» DATA LISTING
'''
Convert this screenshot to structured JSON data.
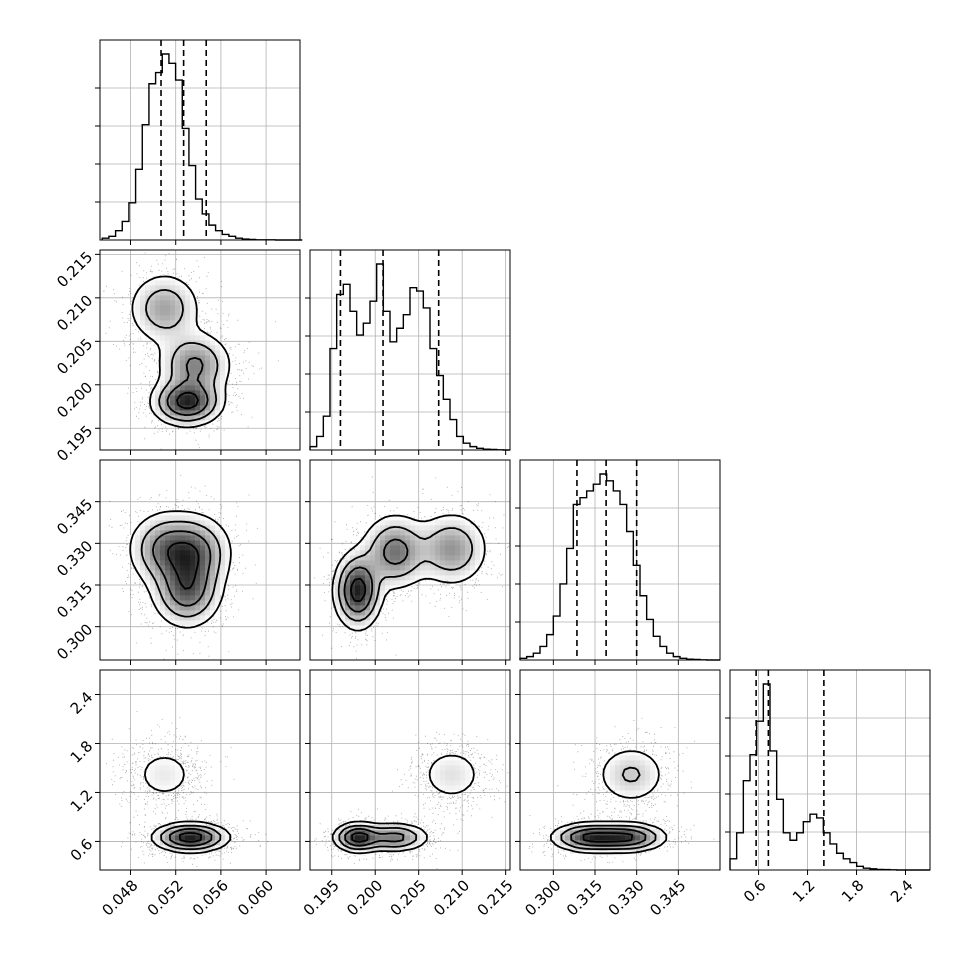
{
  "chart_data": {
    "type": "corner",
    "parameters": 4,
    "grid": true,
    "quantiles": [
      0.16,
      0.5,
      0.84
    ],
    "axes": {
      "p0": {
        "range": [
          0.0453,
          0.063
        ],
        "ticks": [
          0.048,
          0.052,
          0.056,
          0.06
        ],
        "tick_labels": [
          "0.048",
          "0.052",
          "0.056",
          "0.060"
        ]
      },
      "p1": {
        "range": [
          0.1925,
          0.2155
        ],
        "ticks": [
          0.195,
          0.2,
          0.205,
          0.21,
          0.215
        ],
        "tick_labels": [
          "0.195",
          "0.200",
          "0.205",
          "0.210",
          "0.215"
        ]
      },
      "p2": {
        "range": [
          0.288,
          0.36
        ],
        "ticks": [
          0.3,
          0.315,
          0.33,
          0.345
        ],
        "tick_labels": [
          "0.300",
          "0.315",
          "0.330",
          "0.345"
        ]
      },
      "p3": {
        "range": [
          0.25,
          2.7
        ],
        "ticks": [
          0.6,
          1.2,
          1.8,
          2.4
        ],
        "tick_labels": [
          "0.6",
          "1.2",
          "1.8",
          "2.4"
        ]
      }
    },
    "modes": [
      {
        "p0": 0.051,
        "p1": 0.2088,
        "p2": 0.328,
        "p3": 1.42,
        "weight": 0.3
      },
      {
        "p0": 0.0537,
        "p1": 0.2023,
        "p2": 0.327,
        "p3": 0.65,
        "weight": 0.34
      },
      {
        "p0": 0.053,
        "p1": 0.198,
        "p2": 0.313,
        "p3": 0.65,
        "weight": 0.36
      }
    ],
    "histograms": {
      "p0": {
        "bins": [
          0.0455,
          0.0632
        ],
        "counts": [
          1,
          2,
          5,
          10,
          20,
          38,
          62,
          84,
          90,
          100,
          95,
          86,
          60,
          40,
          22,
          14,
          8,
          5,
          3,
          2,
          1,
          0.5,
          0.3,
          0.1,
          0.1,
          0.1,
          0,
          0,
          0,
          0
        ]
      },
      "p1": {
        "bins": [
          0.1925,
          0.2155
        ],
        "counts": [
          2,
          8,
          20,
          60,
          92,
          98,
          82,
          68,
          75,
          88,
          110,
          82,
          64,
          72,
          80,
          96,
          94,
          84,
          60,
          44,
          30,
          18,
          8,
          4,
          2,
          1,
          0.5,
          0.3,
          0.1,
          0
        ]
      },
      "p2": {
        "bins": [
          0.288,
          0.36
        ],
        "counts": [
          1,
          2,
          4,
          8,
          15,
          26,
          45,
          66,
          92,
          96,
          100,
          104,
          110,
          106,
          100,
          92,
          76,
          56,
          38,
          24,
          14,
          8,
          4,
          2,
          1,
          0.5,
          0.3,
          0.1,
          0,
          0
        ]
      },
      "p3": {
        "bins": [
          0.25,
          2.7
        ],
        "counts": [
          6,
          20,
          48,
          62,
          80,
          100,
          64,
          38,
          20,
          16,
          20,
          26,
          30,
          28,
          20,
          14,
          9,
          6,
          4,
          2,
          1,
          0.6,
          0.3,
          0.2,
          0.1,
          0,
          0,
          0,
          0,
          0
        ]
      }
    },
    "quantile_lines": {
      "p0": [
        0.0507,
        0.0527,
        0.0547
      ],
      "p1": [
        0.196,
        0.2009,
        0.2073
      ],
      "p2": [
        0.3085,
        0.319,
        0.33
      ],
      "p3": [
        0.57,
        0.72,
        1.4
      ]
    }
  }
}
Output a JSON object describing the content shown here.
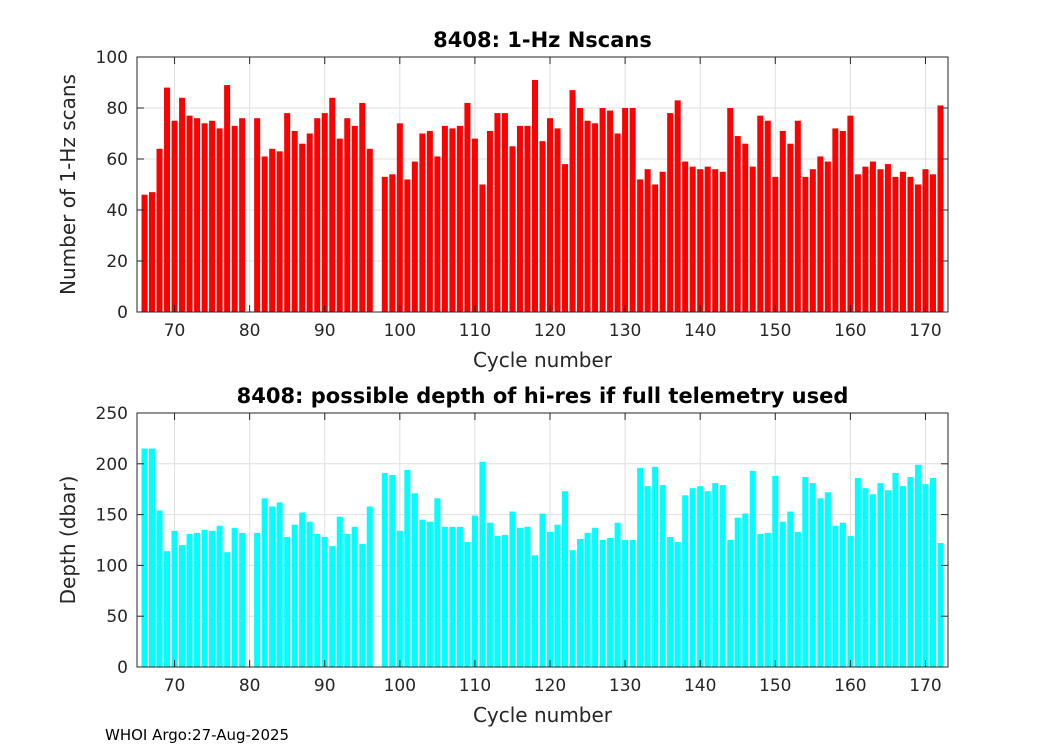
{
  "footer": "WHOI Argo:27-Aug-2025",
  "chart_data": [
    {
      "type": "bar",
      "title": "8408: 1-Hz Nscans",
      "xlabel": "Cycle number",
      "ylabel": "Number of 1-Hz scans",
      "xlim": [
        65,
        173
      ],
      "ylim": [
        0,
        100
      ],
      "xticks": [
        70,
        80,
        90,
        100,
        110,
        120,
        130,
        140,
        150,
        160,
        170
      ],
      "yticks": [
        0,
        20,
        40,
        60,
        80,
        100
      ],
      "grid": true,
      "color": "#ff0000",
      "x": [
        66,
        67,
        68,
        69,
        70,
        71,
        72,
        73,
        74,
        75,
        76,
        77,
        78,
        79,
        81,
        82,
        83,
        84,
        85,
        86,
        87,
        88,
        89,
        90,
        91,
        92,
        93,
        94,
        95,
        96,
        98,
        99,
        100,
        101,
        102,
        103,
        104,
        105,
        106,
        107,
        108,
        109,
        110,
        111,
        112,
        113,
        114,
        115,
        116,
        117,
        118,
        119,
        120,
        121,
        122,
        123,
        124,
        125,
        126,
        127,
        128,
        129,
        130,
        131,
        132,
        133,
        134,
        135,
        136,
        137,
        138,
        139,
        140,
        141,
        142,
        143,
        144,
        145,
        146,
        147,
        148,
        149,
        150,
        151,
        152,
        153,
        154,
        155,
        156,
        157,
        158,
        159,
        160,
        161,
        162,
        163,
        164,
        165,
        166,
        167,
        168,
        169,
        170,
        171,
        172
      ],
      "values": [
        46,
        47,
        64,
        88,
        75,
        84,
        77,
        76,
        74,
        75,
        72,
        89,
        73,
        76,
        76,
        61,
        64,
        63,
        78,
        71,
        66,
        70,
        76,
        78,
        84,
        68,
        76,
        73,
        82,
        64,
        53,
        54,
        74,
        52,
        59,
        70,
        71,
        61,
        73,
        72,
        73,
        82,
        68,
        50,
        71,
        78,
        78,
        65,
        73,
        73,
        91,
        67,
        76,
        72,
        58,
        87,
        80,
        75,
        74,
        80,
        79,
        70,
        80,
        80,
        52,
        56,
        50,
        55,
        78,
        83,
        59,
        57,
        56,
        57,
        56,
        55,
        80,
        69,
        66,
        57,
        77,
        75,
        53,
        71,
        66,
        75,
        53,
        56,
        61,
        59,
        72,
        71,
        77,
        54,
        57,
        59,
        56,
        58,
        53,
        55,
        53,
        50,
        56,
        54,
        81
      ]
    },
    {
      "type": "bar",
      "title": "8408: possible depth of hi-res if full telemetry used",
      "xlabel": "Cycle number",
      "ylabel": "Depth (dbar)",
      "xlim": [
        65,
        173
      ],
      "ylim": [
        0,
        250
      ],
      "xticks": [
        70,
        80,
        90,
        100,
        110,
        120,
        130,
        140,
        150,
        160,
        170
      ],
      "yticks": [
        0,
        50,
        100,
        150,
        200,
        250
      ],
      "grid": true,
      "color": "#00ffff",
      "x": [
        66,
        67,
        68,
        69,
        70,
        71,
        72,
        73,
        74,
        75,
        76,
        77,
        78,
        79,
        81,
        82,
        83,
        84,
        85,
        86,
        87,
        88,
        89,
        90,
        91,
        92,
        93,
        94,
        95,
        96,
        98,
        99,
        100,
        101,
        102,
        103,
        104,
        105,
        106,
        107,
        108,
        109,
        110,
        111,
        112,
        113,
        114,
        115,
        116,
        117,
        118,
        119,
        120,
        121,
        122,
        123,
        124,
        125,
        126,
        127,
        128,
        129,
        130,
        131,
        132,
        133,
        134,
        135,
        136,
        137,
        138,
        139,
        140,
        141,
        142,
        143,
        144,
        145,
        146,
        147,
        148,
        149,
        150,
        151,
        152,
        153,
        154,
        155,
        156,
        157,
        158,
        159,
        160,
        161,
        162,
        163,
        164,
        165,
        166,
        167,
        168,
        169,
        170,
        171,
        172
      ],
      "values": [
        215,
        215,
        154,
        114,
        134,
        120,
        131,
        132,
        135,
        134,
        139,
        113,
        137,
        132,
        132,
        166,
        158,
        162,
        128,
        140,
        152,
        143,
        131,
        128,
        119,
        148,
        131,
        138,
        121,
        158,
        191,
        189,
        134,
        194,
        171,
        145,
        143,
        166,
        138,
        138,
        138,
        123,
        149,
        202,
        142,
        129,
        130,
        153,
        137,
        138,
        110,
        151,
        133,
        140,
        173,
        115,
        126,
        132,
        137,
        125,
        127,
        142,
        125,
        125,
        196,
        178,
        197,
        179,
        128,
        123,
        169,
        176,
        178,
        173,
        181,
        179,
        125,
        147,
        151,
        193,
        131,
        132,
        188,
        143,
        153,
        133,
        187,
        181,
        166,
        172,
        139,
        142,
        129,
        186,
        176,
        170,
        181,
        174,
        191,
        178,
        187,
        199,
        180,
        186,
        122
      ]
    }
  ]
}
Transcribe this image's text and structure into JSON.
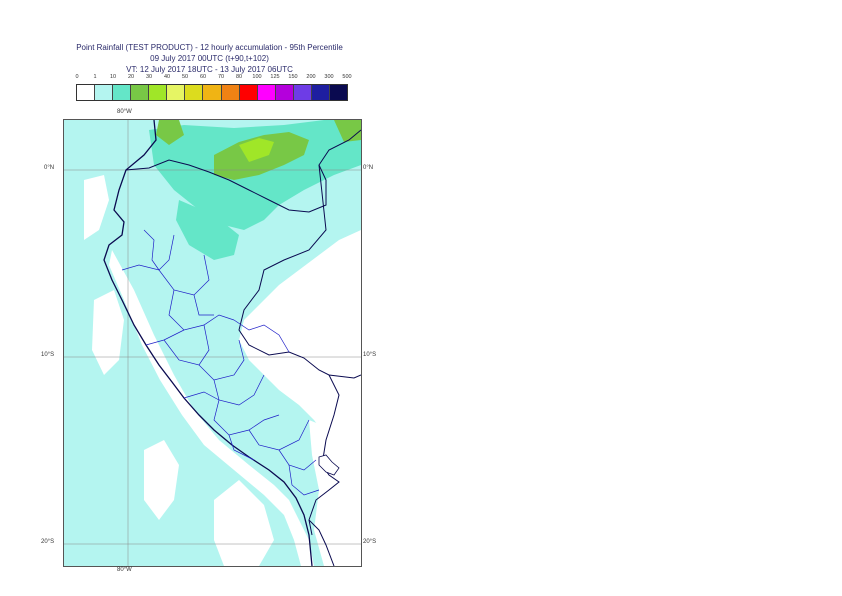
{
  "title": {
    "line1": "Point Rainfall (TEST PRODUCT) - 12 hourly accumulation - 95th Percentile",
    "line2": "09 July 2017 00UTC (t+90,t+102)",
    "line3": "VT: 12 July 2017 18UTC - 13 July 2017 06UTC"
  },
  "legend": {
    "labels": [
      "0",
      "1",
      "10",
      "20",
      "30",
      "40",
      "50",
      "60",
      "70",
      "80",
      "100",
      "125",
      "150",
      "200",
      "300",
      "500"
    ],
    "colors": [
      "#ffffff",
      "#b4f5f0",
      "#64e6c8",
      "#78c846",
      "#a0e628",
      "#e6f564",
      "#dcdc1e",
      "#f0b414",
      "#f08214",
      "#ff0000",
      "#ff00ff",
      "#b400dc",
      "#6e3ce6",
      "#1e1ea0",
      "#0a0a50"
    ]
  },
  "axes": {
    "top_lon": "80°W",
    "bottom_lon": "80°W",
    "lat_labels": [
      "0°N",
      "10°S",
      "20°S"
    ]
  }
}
'''
Find the line that contains "Transcribe this image's", then write out that line and every line after it through the end of the records, exactly. Leave the pictures out.

» ANSWER TO THE EXERCISE
Transcribe this image's text and structure into JSON.
{
  "title": {
    "line1": "Point Rainfall (TEST PRODUCT) - 12 hourly accumulation - 95th Percentile",
    "line2": "09 July 2017 00UTC (t+90,t+102)",
    "line3": "VT: 12 July 2017 18UTC - 13 July 2017 06UTC"
  },
  "legend": {
    "labels": [
      "0",
      "1",
      "10",
      "20",
      "30",
      "40",
      "50",
      "60",
      "70",
      "80",
      "100",
      "125",
      "150",
      "200",
      "300",
      "500"
    ],
    "colors": [
      "#ffffff",
      "#b4f5f0",
      "#64e6c8",
      "#78c846",
      "#a0e628",
      "#e6f564",
      "#dcdc1e",
      "#f0b414",
      "#f08214",
      "#ff0000",
      "#ff00ff",
      "#b400dc",
      "#6e3ce6",
      "#1e1ea0",
      "#0a0a50"
    ]
  },
  "axes": {
    "top_lon": "80°W",
    "bottom_lon": "80°W",
    "lat_labels": [
      "0°N",
      "10°S",
      "20°S"
    ]
  }
}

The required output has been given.